- _SHORT PROBLEM_
Can you restate the records below word for word?
-------- LISTED RECORDS
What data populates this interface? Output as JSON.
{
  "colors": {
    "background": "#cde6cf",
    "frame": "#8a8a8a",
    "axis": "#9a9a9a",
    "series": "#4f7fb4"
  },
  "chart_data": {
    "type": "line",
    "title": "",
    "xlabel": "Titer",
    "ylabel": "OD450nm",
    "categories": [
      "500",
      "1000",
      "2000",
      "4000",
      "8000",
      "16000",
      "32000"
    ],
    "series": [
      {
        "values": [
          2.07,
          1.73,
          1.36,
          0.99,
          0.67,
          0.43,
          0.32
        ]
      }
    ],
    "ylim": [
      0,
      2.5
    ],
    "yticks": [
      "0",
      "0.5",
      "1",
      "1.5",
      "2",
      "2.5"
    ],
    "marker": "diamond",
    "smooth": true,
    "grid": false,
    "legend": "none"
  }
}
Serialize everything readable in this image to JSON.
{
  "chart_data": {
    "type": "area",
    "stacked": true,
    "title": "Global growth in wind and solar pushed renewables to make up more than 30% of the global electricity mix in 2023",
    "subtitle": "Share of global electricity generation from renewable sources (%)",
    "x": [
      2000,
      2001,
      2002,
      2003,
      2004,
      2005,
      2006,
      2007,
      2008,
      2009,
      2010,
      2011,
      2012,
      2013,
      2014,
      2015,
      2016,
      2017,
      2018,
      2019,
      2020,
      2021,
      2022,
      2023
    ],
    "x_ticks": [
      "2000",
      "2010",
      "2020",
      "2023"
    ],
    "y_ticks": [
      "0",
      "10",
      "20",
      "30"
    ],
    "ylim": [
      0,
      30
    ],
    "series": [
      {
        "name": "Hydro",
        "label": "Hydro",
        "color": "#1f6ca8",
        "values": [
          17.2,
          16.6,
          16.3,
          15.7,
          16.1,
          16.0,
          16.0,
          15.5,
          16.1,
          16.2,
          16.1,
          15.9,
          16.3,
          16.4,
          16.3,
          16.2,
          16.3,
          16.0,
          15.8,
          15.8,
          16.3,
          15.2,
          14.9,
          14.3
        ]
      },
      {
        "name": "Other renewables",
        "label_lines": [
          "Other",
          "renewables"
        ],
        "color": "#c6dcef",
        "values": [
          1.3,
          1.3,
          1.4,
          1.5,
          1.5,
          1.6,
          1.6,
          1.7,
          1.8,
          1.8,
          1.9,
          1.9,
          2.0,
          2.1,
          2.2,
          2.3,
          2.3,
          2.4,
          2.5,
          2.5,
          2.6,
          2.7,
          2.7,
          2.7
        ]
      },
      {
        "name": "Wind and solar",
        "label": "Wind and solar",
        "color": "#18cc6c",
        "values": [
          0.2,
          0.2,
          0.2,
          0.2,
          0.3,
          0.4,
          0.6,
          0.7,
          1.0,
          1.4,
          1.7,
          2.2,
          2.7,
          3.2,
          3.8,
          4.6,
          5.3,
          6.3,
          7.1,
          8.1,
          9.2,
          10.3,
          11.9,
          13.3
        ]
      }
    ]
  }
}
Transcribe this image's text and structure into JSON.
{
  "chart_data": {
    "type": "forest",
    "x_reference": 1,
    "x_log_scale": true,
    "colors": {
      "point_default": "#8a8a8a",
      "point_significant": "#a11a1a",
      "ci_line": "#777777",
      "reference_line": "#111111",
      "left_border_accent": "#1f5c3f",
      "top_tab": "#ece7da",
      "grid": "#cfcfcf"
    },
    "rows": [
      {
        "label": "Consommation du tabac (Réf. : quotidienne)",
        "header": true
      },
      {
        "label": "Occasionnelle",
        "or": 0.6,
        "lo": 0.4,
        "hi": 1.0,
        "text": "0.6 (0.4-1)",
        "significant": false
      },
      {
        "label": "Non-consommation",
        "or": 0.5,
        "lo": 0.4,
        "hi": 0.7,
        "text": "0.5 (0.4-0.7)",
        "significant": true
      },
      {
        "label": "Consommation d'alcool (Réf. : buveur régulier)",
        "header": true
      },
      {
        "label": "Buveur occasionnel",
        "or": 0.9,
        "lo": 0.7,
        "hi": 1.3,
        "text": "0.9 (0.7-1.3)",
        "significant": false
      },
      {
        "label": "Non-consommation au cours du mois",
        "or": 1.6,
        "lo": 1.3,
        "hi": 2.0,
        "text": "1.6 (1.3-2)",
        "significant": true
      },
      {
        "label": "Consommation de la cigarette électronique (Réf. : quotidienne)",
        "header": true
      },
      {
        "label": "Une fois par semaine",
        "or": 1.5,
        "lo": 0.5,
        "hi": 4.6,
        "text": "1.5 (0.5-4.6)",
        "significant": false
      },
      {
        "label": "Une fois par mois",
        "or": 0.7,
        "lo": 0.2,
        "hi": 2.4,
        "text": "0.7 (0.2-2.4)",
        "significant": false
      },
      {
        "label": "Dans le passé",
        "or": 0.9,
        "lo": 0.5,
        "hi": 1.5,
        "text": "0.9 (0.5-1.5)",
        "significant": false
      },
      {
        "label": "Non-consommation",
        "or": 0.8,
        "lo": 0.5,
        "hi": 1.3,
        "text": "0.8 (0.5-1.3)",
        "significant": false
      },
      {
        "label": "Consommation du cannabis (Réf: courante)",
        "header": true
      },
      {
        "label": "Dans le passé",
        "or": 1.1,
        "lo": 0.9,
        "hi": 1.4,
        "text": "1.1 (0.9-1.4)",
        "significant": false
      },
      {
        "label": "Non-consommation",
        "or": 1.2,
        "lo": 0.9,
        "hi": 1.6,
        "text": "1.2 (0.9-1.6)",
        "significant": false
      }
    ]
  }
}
----------------
- _WRITTEN ANSWER_
What data populates this interface? Output as JSON.
{
  "colors": {
    "background": "#cde6cf",
    "frame": "#8a8a8a",
    "axis": "#9a9a9a",
    "series": "#4f7fb4"
  },
  "chart_data": {
    "type": "line",
    "title": "",
    "xlabel": "Titer",
    "ylabel": "OD450nm",
    "categories": [
      "500",
      "1000",
      "2000",
      "4000",
      "8000",
      "16000",
      "32000"
    ],
    "series": [
      {
        "values": [
          2.07,
          1.73,
          1.36,
          0.99,
          0.67,
          0.43,
          0.32
        ]
      }
    ],
    "ylim": [
      0,
      2.5
    ],
    "yticks": [
      "0",
      "0.5",
      "1",
      "1.5",
      "2",
      "2.5"
    ],
    "marker": "diamond",
    "smooth": true,
    "grid": false,
    "legend": "none"
  }
}
Serialize everything readable in this image to JSON.
{
  "chart_data": {
    "type": "area",
    "stacked": true,
    "title": "Global growth in wind and solar pushed renewables to make up more than 30% of the global electricity mix in 2023",
    "subtitle": "Share of global electricity generation from renewable sources (%)",
    "x": [
      2000,
      2001,
      2002,
      2003,
      2004,
      2005,
      2006,
      2007,
      2008,
      2009,
      2010,
      2011,
      2012,
      2013,
      2014,
      2015,
      2016,
      2017,
      2018,
      2019,
      2020,
      2021,
      2022,
      2023
    ],
    "x_ticks": [
      "2000",
      "2010",
      "2020",
      "2023"
    ],
    "y_ticks": [
      "0",
      "10",
      "20",
      "30"
    ],
    "ylim": [
      0,
      30
    ],
    "series": [
      {
        "name": "Hydro",
        "label": "Hydro",
        "color": "#1f6ca8",
        "values": [
          17.2,
          16.6,
          16.3,
          15.7,
          16.1,
          16.0,
          16.0,
          15.5,
          16.1,
          16.2,
          16.1,
          15.9,
          16.3,
          16.4,
          16.3,
          16.2,
          16.3,
          16.0,
          15.8,
          15.8,
          16.3,
          15.2,
          14.9,
          14.3
        ]
      },
      {
        "name": "Other renewables",
        "label_lines": [
          "Other",
          "renewables"
        ],
        "color": "#c6dcef",
        "values": [
          1.3,
          1.3,
          1.4,
          1.5,
          1.5,
          1.6,
          1.6,
          1.7,
          1.8,
          1.8,
          1.9,
          1.9,
          2.0,
          2.1,
          2.2,
          2.3,
          2.3,
          2.4,
          2.5,
          2.5,
          2.6,
          2.7,
          2.7,
          2.7
        ]
      },
      {
        "name": "Wind and solar",
        "label": "Wind and solar",
        "color": "#18cc6c",
        "values": [
          0.2,
          0.2,
          0.2,
          0.2,
          0.3,
          0.4,
          0.6,
          0.7,
          1.0,
          1.4,
          1.7,
          2.2,
          2.7,
          3.2,
          3.8,
          4.6,
          5.3,
          6.3,
          7.1,
          8.1,
          9.2,
          10.3,
          11.9,
          13.3
        ]
      }
    ]
  }
}
Transcribe this image's text and structure into JSON.
{
  "chart_data": {
    "type": "forest",
    "x_reference": 1,
    "x_log_scale": true,
    "colors": {
      "point_default": "#8a8a8a",
      "point_significant": "#a11a1a",
      "ci_line": "#777777",
      "reference_line": "#111111",
      "left_border_accent": "#1f5c3f",
      "top_tab": "#ece7da",
      "grid": "#cfcfcf"
    },
    "rows": [
      {
        "label": "Consommation du tabac (Réf. : quotidienne)",
        "header": true
      },
      {
        "label": "Occasionnelle",
        "or": 0.6,
        "lo": 0.4,
        "hi": 1.0,
        "text": "0.6 (0.4-1)",
        "significant": false
      },
      {
        "label": "Non-consommation",
        "or": 0.5,
        "lo": 0.4,
        "hi": 0.7,
        "text": "0.5 (0.4-0.7)",
        "significant": true
      },
      {
        "label": "Consommation d'alcool (Réf. : buveur régulier)",
        "header": true
      },
      {
        "label": "Buveur occasionnel",
        "or": 0.9,
        "lo": 0.7,
        "hi": 1.3,
        "text": "0.9 (0.7-1.3)",
        "significant": false
      },
      {
        "label": "Non-consommation au cours du mois",
        "or": 1.6,
        "lo": 1.3,
        "hi": 2.0,
        "text": "1.6 (1.3-2)",
        "significant": true
      },
      {
        "label": "Consommation de la cigarette électronique (Réf. : quotidienne)",
        "header": true
      },
      {
        "label": "Une fois par semaine",
        "or": 1.5,
        "lo": 0.5,
        "hi": 4.6,
        "text": "1.5 (0.5-4.6)",
        "significant": false
      },
      {
        "label": "Une fois par mois",
        "or": 0.7,
        "lo": 0.2,
        "hi": 2.4,
        "text": "0.7 (0.2-2.4)",
        "significant": false
      },
      {
        "label": "Dans le passé",
        "or": 0.9,
        "lo": 0.5,
        "hi": 1.5,
        "text": "0.9 (0.5-1.5)",
        "significant": false
      },
      {
        "label": "Non-consommation",
        "or": 0.8,
        "lo": 0.5,
        "hi": 1.3,
        "text": "0.8 (0.5-1.3)",
        "significant": false
      },
      {
        "label": "Consommation du cannabis (Réf: courante)",
        "header": true
      },
      {
        "label": "Dans le passé",
        "or": 1.1,
        "lo": 0.9,
        "hi": 1.4,
        "text": "1.1 (0.9-1.4)",
        "significant": false
      },
      {
        "label": "Non-consommation",
        "or": 1.2,
        "lo": 0.9,
        "hi": 1.6,
        "text": "1.2 (0.9-1.6)",
        "significant": false
      }
    ]
  }
}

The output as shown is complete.